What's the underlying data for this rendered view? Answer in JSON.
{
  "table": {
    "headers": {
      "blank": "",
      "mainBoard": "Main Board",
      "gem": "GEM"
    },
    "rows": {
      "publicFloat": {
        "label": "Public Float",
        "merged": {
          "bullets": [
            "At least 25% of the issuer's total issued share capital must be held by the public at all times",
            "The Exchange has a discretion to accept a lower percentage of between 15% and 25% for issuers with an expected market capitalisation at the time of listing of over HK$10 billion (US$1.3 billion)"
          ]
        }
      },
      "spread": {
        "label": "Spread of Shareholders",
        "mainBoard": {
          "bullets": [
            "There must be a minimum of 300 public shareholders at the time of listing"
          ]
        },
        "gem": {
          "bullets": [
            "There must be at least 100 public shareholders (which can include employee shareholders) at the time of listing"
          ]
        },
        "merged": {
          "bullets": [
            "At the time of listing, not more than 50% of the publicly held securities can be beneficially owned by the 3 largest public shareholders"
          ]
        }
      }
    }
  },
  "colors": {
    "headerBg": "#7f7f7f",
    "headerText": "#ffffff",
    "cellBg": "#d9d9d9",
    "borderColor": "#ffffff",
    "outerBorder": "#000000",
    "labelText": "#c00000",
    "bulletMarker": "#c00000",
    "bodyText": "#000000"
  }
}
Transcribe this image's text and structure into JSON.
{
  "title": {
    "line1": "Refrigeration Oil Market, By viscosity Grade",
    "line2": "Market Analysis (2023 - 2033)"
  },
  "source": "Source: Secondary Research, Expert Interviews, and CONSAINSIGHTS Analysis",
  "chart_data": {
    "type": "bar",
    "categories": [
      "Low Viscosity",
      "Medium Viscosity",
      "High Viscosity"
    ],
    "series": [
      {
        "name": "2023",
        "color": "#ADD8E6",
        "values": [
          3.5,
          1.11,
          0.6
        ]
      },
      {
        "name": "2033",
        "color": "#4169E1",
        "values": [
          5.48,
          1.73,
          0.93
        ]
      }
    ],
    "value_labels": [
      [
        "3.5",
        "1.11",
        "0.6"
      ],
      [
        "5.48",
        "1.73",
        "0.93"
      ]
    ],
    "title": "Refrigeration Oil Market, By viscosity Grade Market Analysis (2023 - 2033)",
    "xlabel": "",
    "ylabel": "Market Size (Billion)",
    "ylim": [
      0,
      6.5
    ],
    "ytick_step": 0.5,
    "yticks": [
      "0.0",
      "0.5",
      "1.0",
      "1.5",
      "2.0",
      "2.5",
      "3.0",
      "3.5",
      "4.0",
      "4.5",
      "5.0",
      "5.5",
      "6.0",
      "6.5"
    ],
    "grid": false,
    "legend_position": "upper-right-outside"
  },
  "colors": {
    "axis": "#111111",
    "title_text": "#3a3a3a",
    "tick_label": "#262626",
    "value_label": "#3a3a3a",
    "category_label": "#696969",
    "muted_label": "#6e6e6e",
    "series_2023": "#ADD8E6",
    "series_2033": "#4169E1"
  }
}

> [Task goal]:
Extract, unchanged, the closing run of lines that opens with the line containing "Transcribe this image's" and ends with the last line.

> [Expected output]:
Transcribe this image's text and structure into JSON.
{
  "title": {
    "line1": "Refrigeration Oil Market, By viscosity Grade",
    "line2": "Market Analysis (2023 - 2033)"
  },
  "source": "Source: Secondary Research, Expert Interviews, and CONSAINSIGHTS Analysis",
  "chart_data": {
    "type": "bar",
    "categories": [
      "Low Viscosity",
      "Medium Viscosity",
      "High Viscosity"
    ],
    "series": [
      {
        "name": "2023",
        "color": "#ADD8E6",
        "values": [
          3.5,
          1.11,
          0.6
        ]
      },
      {
        "name": "2033",
        "color": "#4169E1",
        "values": [
          5.48,
          1.73,
          0.93
        ]
      }
    ],
    "value_labels": [
      [
        "3.5",
        "1.11",
        "0.6"
      ],
      [
        "5.48",
        "1.73",
        "0.93"
      ]
    ],
    "title": "Refrigeration Oil Market, By viscosity Grade Market Analysis (2023 - 2033)",
    "xlabel": "",
    "ylabel": "Market Size (Billion)",
    "ylim": [
      0,
      6.5
    ],
    "ytick_step": 0.5,
    "yticks": [
      "0.0",
      "0.5",
      "1.0",
      "1.5",
      "2.0",
      "2.5",
      "3.0",
      "3.5",
      "4.0",
      "4.5",
      "5.0",
      "5.5",
      "6.0",
      "6.5"
    ],
    "grid": false,
    "legend_position": "upper-right-outside"
  },
  "colors": {
    "axis": "#111111",
    "title_text": "#3a3a3a",
    "tick_label": "#262626",
    "value_label": "#3a3a3a",
    "category_label": "#696969",
    "muted_label": "#6e6e6e",
    "series_2023": "#ADD8E6",
    "series_2033": "#4169E1"
  }
}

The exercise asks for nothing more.